Re: HTML5 Issue 11 (encoding detection): I18N WG response... from Andrew Cunningham on 2009-10-12 (public-html@w3.org from October 2009)

From: Andrew Cunningham <andrewc@vicnet.net.au>
Date: Mon, 12 Oct 2009 12:59:23 +1100
To: Larry Masinter <masinter@adobe.com>
CC: Leif Halvard Silli <xn--mlform-iua@xn--mlform-iua.no>, Ian Hickson <ian@hixie.ch>, "Martin J. Dürst" <duerst@it.aoyama.ac.jp>, "Phillips, Addison" <addison@amazon.com>, Richard Ishida <ishida@w3.org>, "public-html@w3.org" <public-html@w3.org>, "public-i18n-core@w3.org" <public-i18n-core@w3.org>
Message-ID: <4AD28D7B.7060602@vicnet.net.au>
*shrugs*


as far as i can tell its something that shouldn't be defined by the 
developers, but rather defined by the localisation teams who choose a 
suitable default encoding for the particular UI locale they are developing.


Larry Masinter wrote:

> Can someone please explain, again, why the discussion of default
> configurations of a particular category of user agent in various
> regions belongs in the definition of the HyperText Markup Language?
>
> What benefit can any author of a web page derive, please, from
> knowing what the default settings of various browsers in products
> sold into various language environments?
>
> What benefits to the Internet, the Web, to anyone else, is there
> in specifying what the default configuration should be for various
> "demographics", independent of the actual user's language and
> preference? Does it help a Kenyan who brings a laptop for use
> by his Egyptian wife living in Finland?
>
> What is going on here?
>
> Thanks,
>
> Larry
> --
> http://larry.masinter.net
>
>
> -----Original Message-----
> From: public-html-request@w3.org [mailto:public-html-request@w3.org] On Behalf Of Leif Halvard Silli
> Sent: Sunday, October 11, 2009 4:57 PM
> To: Ian Hickson
> Cc: "Martin J. Dürst"; Phillips, Addison; Andrew Cunningham; Richard Ishida; public-html@w3.org; public-i18n-core@w3.org
> Subject: Re: HTML5 Issue 11 (encoding detection): I18N WG response...
>
> Ian Hickson On 09-10-11 21.23:
>
>   
>> On Sun, 11 Oct 2009, Leif Halvard Silli wrote (reordered):
>>     
>>> The choice of character set - alphabet - for instance, has always been a
>>> political matter, and still is.
>>>       
>> Ok, then it seems sensible to use a political way of speaking to refer to 
>> the choice of alphabet.
>>     
>
>
> We do not choose alphabet every day. Day to day, the right to use 
> the alphabet that your language requires is what matters. And 
> ditto language is required to express that.
>
>   
>>> "Western this-and-that" is predominantly a political way of speaking. 
>>>       
>> Good, then it is appropriate terminology.
>>     
>
>
> Appropriate for what? Diplomatic language is political and 
> accurate, yet tries to avoid contested political phrasings.
>
> "Western European Language [environments]" as Addison suggested is 
> a reasonable neutral term, btw, despite use of "Western". It also 
> gives the reader much more hints about what the politics involved  ...
>
> Western demographics, OTOH ... You mentioned Africa: Egypt was a 
> colony once. So was Kenya. Why does Kenya have an Western 
> demographic, but Egypt not?

▶ [Required work]
**1.** Please list every email address on the CC line of the header at the top of the mailing list thread.
**2.** Render this sentence from the mailing list thread in Spanish: "Diplomatic language is political and accurate, yet tries to avoid contested political phrasings."
Rely only on the mailing list thread for everything that comes next.

▶ [Material provided]
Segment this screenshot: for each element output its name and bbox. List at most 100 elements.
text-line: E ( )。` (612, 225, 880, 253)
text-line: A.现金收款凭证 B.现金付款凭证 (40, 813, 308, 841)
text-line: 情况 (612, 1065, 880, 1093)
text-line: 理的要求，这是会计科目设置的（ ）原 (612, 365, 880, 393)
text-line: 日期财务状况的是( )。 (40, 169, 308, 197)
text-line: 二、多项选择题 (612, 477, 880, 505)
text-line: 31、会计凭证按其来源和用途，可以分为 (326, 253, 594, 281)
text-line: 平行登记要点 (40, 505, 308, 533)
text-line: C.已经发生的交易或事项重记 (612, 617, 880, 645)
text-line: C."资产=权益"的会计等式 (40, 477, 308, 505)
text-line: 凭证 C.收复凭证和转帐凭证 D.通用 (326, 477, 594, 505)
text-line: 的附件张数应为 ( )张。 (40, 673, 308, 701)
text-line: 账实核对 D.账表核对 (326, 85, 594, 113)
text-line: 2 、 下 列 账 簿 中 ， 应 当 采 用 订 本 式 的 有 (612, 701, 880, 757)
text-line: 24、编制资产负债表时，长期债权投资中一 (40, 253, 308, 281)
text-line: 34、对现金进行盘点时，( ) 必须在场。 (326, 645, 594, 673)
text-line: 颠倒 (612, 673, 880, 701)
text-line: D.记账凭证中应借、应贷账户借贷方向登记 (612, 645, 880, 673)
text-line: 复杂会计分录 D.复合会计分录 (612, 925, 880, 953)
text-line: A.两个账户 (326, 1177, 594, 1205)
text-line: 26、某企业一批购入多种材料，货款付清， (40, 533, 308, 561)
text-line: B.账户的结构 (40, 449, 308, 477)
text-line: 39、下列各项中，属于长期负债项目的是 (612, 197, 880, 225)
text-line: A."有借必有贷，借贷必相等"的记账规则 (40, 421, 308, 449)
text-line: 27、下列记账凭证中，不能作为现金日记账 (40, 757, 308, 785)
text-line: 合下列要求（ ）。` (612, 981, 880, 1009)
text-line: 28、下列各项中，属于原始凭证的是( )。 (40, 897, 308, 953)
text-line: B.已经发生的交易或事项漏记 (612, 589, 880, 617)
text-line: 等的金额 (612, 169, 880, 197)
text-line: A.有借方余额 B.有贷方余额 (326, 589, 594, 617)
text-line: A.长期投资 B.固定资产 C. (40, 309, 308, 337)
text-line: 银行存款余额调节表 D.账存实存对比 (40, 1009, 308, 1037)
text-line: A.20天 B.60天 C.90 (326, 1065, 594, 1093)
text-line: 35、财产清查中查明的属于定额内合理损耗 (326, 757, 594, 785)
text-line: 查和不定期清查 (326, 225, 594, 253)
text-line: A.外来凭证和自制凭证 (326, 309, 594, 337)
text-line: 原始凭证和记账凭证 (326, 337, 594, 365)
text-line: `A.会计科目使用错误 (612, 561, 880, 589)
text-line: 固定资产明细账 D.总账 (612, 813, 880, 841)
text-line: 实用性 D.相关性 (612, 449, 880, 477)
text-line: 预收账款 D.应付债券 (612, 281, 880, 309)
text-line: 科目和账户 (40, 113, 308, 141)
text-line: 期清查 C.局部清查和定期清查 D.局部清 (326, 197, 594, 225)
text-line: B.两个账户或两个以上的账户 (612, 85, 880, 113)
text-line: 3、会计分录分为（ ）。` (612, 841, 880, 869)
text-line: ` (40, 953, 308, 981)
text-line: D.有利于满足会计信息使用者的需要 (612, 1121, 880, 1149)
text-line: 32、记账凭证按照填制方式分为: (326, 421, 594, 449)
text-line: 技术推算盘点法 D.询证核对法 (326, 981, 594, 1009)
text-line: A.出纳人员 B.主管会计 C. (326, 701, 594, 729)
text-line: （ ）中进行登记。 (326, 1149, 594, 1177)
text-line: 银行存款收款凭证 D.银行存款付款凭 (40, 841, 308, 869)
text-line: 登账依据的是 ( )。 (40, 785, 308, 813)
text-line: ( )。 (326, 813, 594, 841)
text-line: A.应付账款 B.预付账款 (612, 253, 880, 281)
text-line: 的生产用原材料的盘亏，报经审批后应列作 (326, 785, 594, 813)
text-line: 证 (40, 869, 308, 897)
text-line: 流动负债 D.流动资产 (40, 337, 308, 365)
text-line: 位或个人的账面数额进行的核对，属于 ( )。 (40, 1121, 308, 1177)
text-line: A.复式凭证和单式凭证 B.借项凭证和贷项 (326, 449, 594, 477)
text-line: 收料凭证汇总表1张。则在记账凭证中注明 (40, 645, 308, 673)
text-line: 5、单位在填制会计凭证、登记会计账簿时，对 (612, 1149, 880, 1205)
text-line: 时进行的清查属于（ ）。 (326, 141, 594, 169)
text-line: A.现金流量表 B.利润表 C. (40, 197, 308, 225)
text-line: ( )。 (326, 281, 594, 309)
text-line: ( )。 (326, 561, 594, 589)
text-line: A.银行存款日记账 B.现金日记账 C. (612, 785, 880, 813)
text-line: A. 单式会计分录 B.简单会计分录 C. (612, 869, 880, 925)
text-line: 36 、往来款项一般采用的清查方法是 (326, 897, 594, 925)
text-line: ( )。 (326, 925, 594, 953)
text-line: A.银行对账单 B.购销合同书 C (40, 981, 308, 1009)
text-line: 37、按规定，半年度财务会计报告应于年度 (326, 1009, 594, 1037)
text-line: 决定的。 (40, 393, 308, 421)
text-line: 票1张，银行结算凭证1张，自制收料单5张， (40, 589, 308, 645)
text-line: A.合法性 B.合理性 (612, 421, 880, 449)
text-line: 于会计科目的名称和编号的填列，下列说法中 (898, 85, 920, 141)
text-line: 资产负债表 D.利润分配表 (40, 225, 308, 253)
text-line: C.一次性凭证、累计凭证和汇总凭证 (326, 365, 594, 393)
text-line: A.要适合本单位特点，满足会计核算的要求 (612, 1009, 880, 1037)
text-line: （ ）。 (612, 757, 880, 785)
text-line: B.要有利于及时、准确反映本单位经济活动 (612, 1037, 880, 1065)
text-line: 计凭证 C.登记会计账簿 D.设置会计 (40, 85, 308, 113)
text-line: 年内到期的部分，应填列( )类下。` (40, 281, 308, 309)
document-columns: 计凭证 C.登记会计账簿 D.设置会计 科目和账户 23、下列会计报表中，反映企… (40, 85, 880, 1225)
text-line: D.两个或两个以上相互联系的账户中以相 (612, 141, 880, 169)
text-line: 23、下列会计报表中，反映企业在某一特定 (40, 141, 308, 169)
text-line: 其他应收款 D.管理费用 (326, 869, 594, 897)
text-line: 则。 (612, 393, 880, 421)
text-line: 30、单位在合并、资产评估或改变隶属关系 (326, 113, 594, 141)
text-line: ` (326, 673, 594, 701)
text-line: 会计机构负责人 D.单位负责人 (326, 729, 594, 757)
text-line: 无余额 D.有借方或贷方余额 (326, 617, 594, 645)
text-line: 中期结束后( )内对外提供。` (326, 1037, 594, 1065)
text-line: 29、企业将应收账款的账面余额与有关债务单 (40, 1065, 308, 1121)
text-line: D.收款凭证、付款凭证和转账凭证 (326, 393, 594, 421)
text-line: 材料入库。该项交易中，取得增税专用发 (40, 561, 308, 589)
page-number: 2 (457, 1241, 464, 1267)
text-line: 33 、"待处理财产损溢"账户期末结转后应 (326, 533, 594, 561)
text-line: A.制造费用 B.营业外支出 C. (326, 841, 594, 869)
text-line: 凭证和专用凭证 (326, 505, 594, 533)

▶ [Task-by-task results]
**1.**
xn--mlform-iua@xn--mlform-iua.no
ian@hixie.ch
duerst@it.aoyama.ac.jp
addison@amazon.com
ishida@w3.org
public-html@w3.org
public-i18n-core@w3.org

**2.** El lenguaje diplomático es político y preciso, pero procura evitar formulaciones políticas controvertidas.